Records:
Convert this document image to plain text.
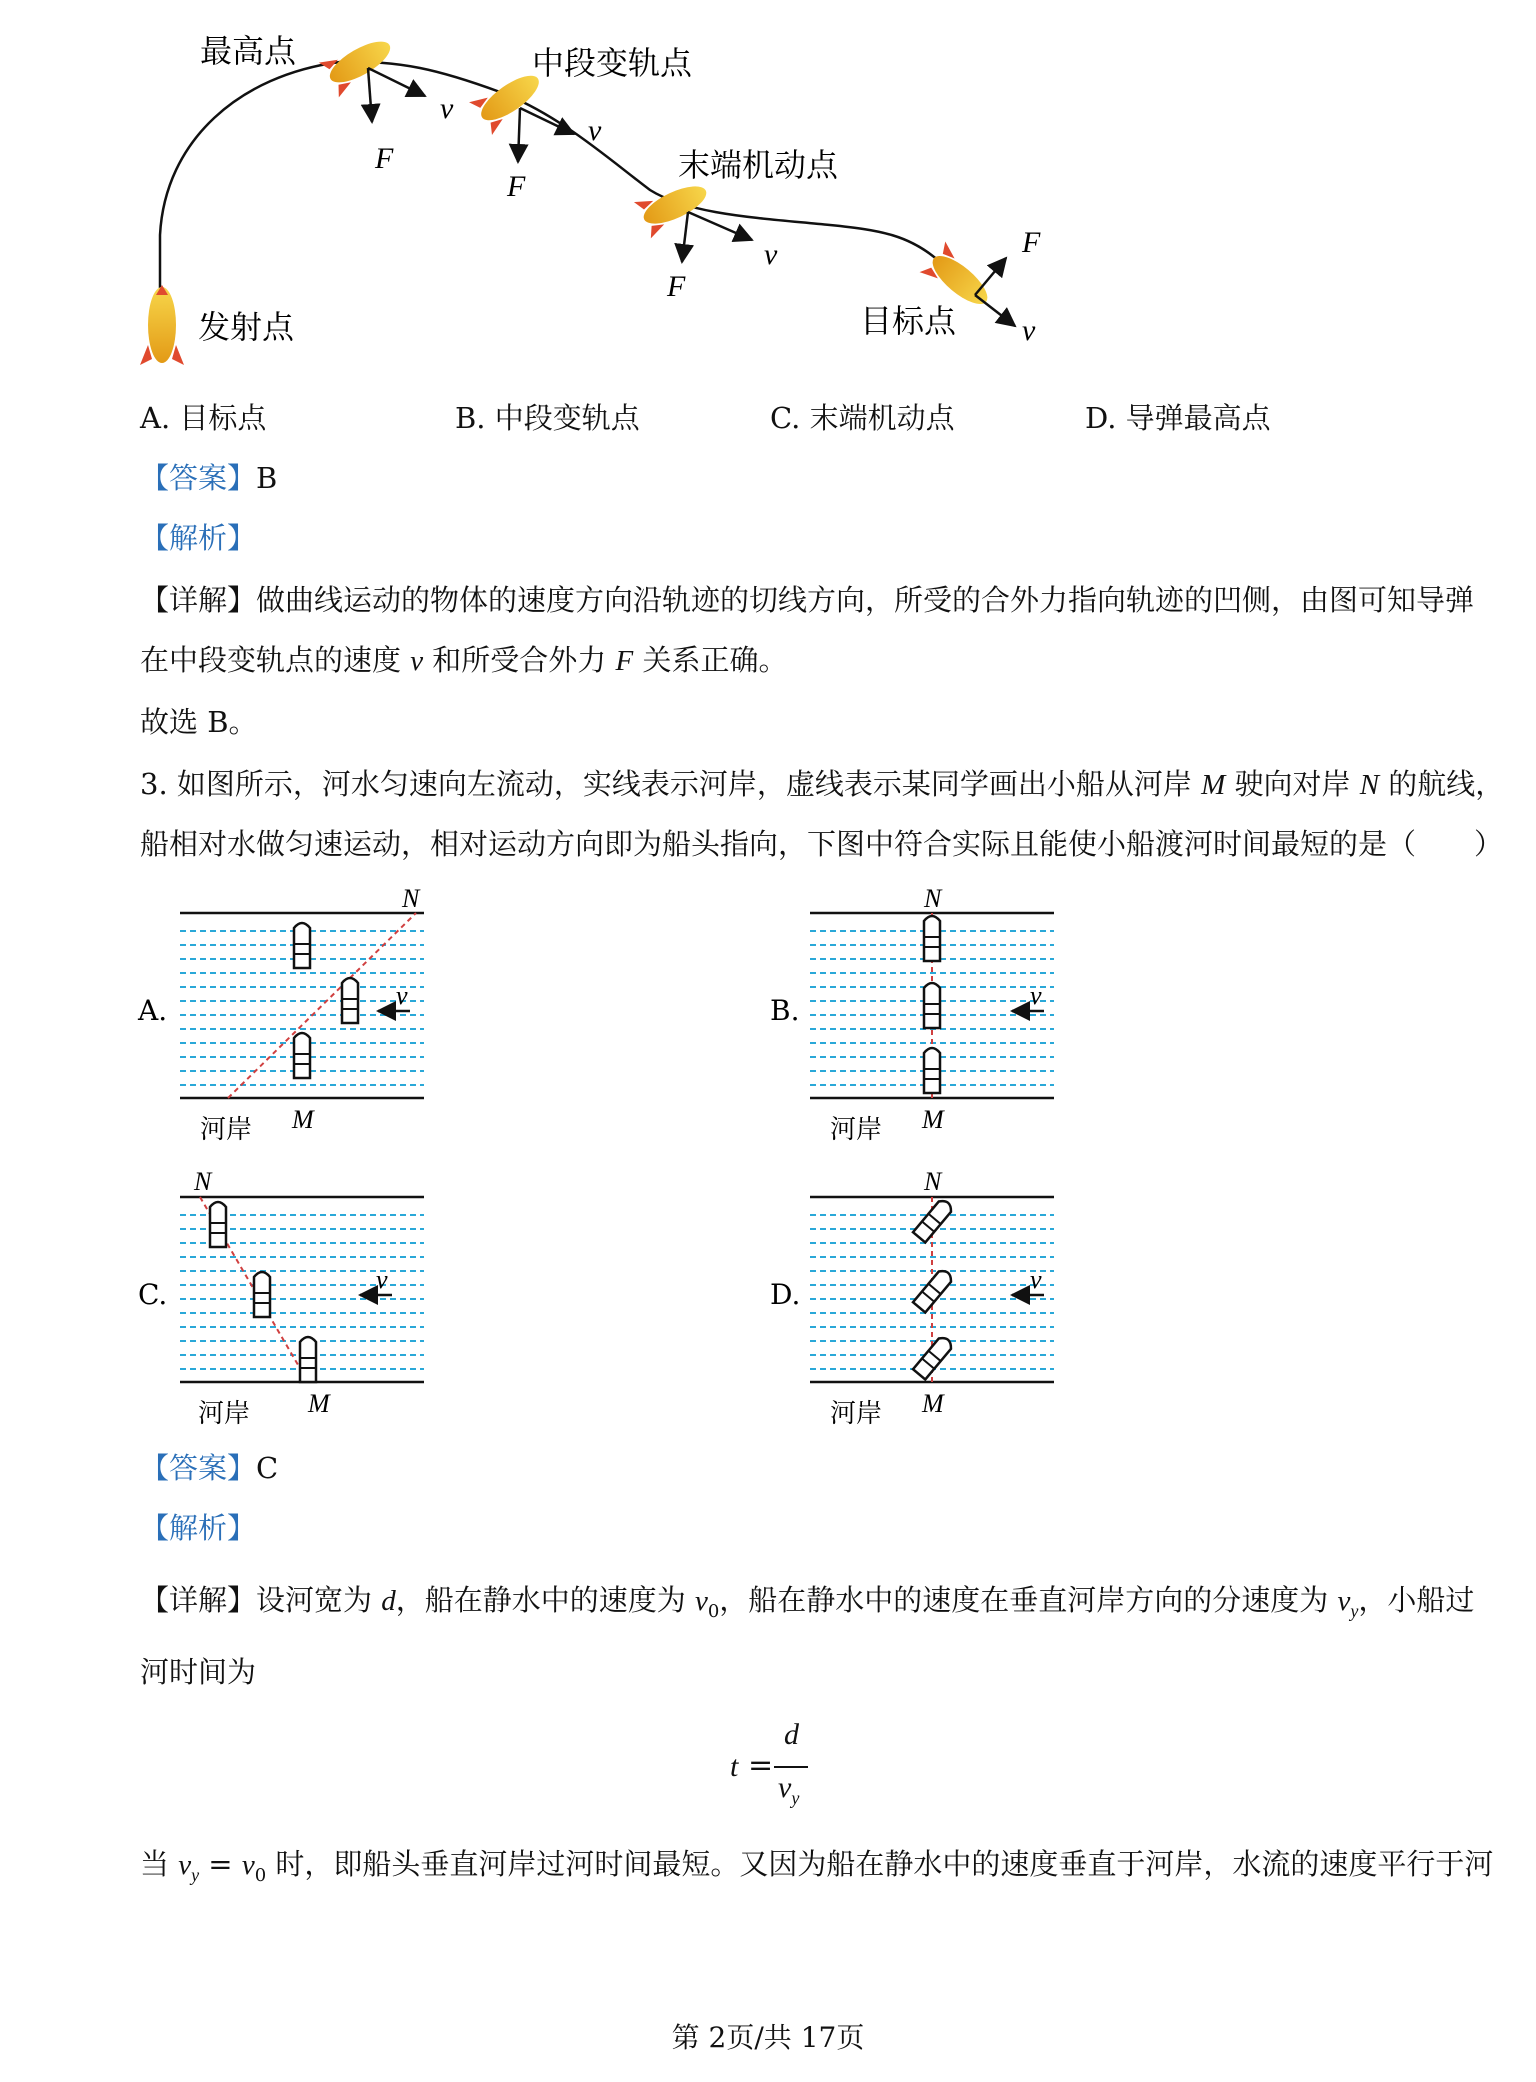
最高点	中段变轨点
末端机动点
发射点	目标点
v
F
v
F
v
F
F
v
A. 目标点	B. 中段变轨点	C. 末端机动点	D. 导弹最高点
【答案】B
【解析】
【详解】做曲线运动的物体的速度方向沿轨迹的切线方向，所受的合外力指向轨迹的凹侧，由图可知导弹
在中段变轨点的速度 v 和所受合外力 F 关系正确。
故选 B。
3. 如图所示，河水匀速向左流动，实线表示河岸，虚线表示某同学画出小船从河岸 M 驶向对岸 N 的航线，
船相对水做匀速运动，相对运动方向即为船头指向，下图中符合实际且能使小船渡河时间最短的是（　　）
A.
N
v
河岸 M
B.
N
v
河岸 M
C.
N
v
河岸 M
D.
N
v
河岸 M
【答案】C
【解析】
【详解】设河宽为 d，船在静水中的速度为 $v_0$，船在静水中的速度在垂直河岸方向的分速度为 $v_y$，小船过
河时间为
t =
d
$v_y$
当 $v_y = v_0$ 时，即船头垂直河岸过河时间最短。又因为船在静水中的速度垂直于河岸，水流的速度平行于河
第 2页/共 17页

# REQUIRED WORK:
Exclude the pictures and repeat every other part of the records word for word.

# RESULT:
Convert this document image to plain text.
最高点	中段变轨点
末端机动点
发射点	目标点
v
F
v
F
v
F
F
v
A. 目标点	B. 中段变轨点	C. 末端机动点	D. 导弹最高点
【答案】B
【解析】
【详解】做曲线运动的物体的速度方向沿轨迹的切线方向，所受的合外力指向轨迹的凹侧，由图可知导弹
在中段变轨点的速度 v 和所受合外力 F 关系正确。
故选 B。
3. 如图所示，河水匀速向左流动，实线表示河岸，虚线表示某同学画出小船从河岸 M 驶向对岸 N 的航线，
船相对水做匀速运动，相对运动方向即为船头指向，下图中符合实际且能使小船渡河时间最短的是（　　）
A.
N
v
河岸 M
B.
N
v
河岸 M
C.
N
v
河岸 M
D.
N
v
河岸 M
【答案】C
【解析】
【详解】设河宽为 d，船在静水中的速度为 $v_0$，船在静水中的速度在垂直河岸方向的分速度为 $v_y$，小船过
河时间为
t =
d
$v_y$
当 $v_y = v_0$ 时，即船头垂直河岸过河时间最短。又因为船在静水中的速度垂直于河岸，水流的速度平行于河
第 2页/共 17页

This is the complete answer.